• [AVAILABLE RECORDS]
--
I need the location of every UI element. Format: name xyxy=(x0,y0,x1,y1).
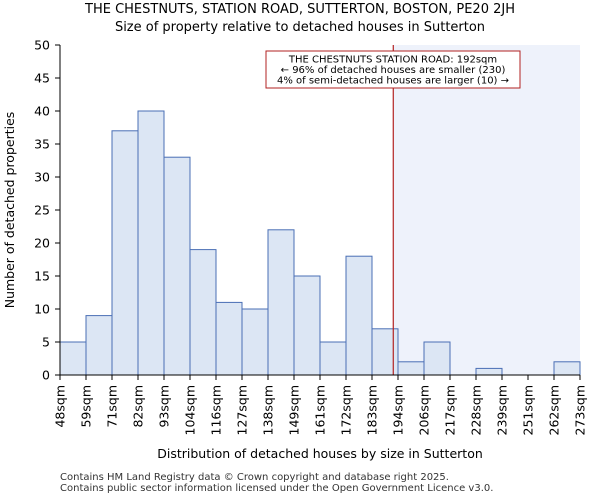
histogram-bar xyxy=(423,341,451,376)
histogram-bar xyxy=(319,341,347,376)
x-tick-label: 251sqm xyxy=(521,385,536,435)
histogram-bar xyxy=(137,110,165,376)
x-tick-label: 127sqm xyxy=(235,385,250,435)
x-tick-label: 217sqm xyxy=(443,385,458,435)
y-tick-label: 35 xyxy=(34,137,50,152)
x-tick-label: 149sqm xyxy=(287,385,302,435)
histogram-bar xyxy=(163,156,191,376)
y-tick-label: 50 xyxy=(34,38,50,53)
x-tick-label: 206sqm xyxy=(417,385,432,435)
y-tick-label: 40 xyxy=(34,104,50,119)
y-axis-label: Number of detached properties xyxy=(2,112,17,309)
x-tick-label: 116sqm xyxy=(209,385,224,435)
x-tick-label: 59sqm xyxy=(79,385,94,428)
x-tick-label: 262sqm xyxy=(547,385,562,435)
x-tick-label: 228sqm xyxy=(469,385,484,435)
x-tick-label: 93sqm xyxy=(157,385,172,428)
y-tick-label: 10 xyxy=(34,302,50,317)
annotation-line: 4% of semi-detached houses are larger (1… xyxy=(277,76,509,87)
histogram-bar xyxy=(293,275,321,376)
y-tick-label: 0 xyxy=(42,368,50,383)
y-tick-label: 5 xyxy=(42,335,50,350)
x-tick-label: 104sqm xyxy=(183,385,198,435)
annotation-line: THE CHESTNUTS STATION ROAD: 192sqm xyxy=(288,55,497,66)
histogram-bar xyxy=(111,130,139,376)
chart-subtitle: Size of property relative to detached ho… xyxy=(114,20,486,35)
histogram-bar xyxy=(397,361,425,376)
histogram-bar xyxy=(189,249,217,376)
x-tick-label: 183sqm xyxy=(365,385,380,435)
histogram-bar xyxy=(345,255,373,376)
chart-title: THE CHESTNUTS, STATION ROAD, SUTTERTON, … xyxy=(85,2,515,17)
histogram-bar xyxy=(553,361,581,376)
x-tick-label: 82sqm xyxy=(131,385,146,428)
x-tick-label: 138sqm xyxy=(261,385,276,435)
annotation-line: ← 96% of detached houses are smaller (23… xyxy=(281,65,506,76)
y-tick-label: 45 xyxy=(34,71,50,86)
histogram-bar xyxy=(267,229,295,376)
x-tick-label: 273sqm xyxy=(573,385,588,435)
x-axis-label: Distribution of detached houses by size … xyxy=(157,446,483,461)
histogram-bar xyxy=(371,328,399,376)
x-tick-label: 239sqm xyxy=(495,385,510,435)
x-tick-label: 194sqm xyxy=(391,385,406,435)
histogram-bar xyxy=(215,301,243,376)
y-tick-label: 30 xyxy=(34,170,50,185)
footer-line-1: Contains HM Land Registry data © Crown c… xyxy=(60,472,449,483)
annotation-box xyxy=(265,50,521,89)
histogram-bar xyxy=(85,315,113,376)
y-tick-label: 25 xyxy=(34,203,50,218)
x-tick-label: 172sqm xyxy=(339,385,354,435)
y-tick-label: 20 xyxy=(34,236,50,251)
footer-line-2: Contains public sector information licen… xyxy=(60,483,494,494)
histogram-bar xyxy=(241,308,269,376)
y-tick-label: 15 xyxy=(34,269,50,284)
larger-region-shading xyxy=(393,45,580,375)
x-tick-label: 161sqm xyxy=(313,385,328,435)
histogram-bar xyxy=(475,367,503,376)
histogram-bar xyxy=(59,341,87,376)
x-tick-label: 48sqm xyxy=(53,385,68,428)
x-tick-label: 71sqm xyxy=(105,385,120,428)
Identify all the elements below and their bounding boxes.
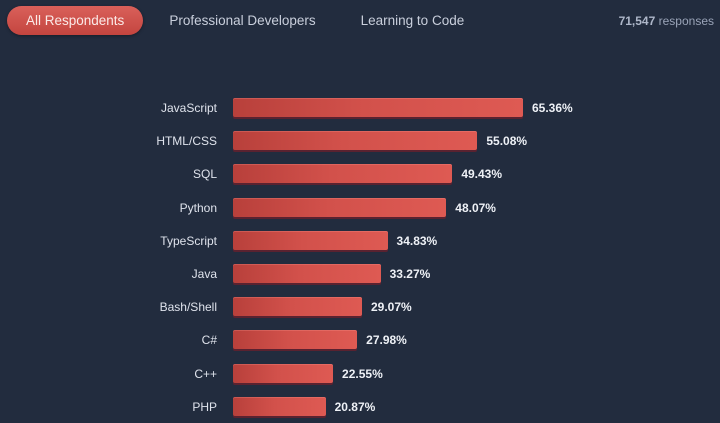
bar[interactable]: [233, 264, 381, 283]
tab-all-respondents[interactable]: All Respondents: [7, 6, 144, 35]
bar[interactable]: [233, 164, 453, 184]
category-label: Python: [179, 200, 217, 215]
bar[interactable]: [233, 230, 388, 250]
chart-row: C++ 22.55%: [0, 363, 720, 384]
value-label: 65.36%: [532, 101, 573, 115]
category-label: Bash/Shell: [159, 300, 217, 315]
category-label: Java: [191, 267, 217, 281]
respondent-filter-tabs: All Respondents Professional Developers …: [7, 6, 486, 35]
responses-label: responses: [658, 14, 714, 28]
category-label: PHP: [192, 399, 217, 414]
bar[interactable]: [233, 98, 523, 117]
bar[interactable]: [233, 197, 447, 217]
chart-row: SQL 49.43%: [0, 164, 720, 184]
category-label: HTML/CSS: [156, 134, 217, 149]
responses-count: 71,547 responses: [619, 14, 714, 28]
category-label: TypeScript: [160, 233, 217, 248]
value-label: 49.43%: [461, 167, 503, 182]
responses-number: 71,547: [618, 14, 656, 28]
tab-professional-developers[interactable]: Professional Developers: [169, 13, 316, 28]
tab-learning-to-code[interactable]: Learning to Code: [360, 13, 465, 28]
bar[interactable]: [233, 396, 326, 416]
value-label: 48.07%: [455, 200, 496, 215]
value-label: 33.27%: [389, 267, 431, 281]
category-label: JavaScript: [160, 101, 217, 115]
chart-row: Java 33.27%: [0, 264, 720, 284]
category-label: SQL: [192, 167, 217, 182]
value-label: 55.08%: [486, 134, 528, 149]
value-label: 34.83%: [396, 233, 438, 248]
chart-row: C# 27.98%: [0, 330, 720, 350]
value-label: 29.07%: [370, 300, 412, 315]
chart-row: Bash/Shell 29.07%: [0, 297, 720, 317]
bar[interactable]: [233, 131, 478, 151]
bar[interactable]: [233, 330, 358, 350]
category-label: C++: [194, 366, 217, 381]
chart-row: TypeScript 34.83%: [0, 230, 720, 251]
bar[interactable]: [233, 297, 362, 317]
chart-row: JavaScript 65.36%: [0, 98, 720, 118]
chart-row: Python 48.07%: [0, 197, 720, 218]
value-label: 27.98%: [366, 333, 407, 348]
chart-row: PHP 20.87%: [0, 396, 720, 417]
bar[interactable]: [233, 363, 334, 383]
category-label: C#: [201, 333, 217, 348]
value-label: 22.55%: [342, 366, 383, 381]
chart-row: HTML/CSS 55.08%: [0, 131, 720, 151]
value-label: 20.87%: [334, 399, 376, 414]
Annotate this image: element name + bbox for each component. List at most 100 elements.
--
• [GIVEN REQUEST] Locate every line in the items above that contains the string "CHESTNUTS", matching case, and copy each of those lines in full.

• [EXERCISE SOLUTION]
annotation-line: THE CHESTNUTS STATION ROAD: 192sqm xyxy=(288,55,497,66)
chart-title: THE CHESTNUTS, STATION ROAD, SUTTERTON, … xyxy=(85,2,515,17)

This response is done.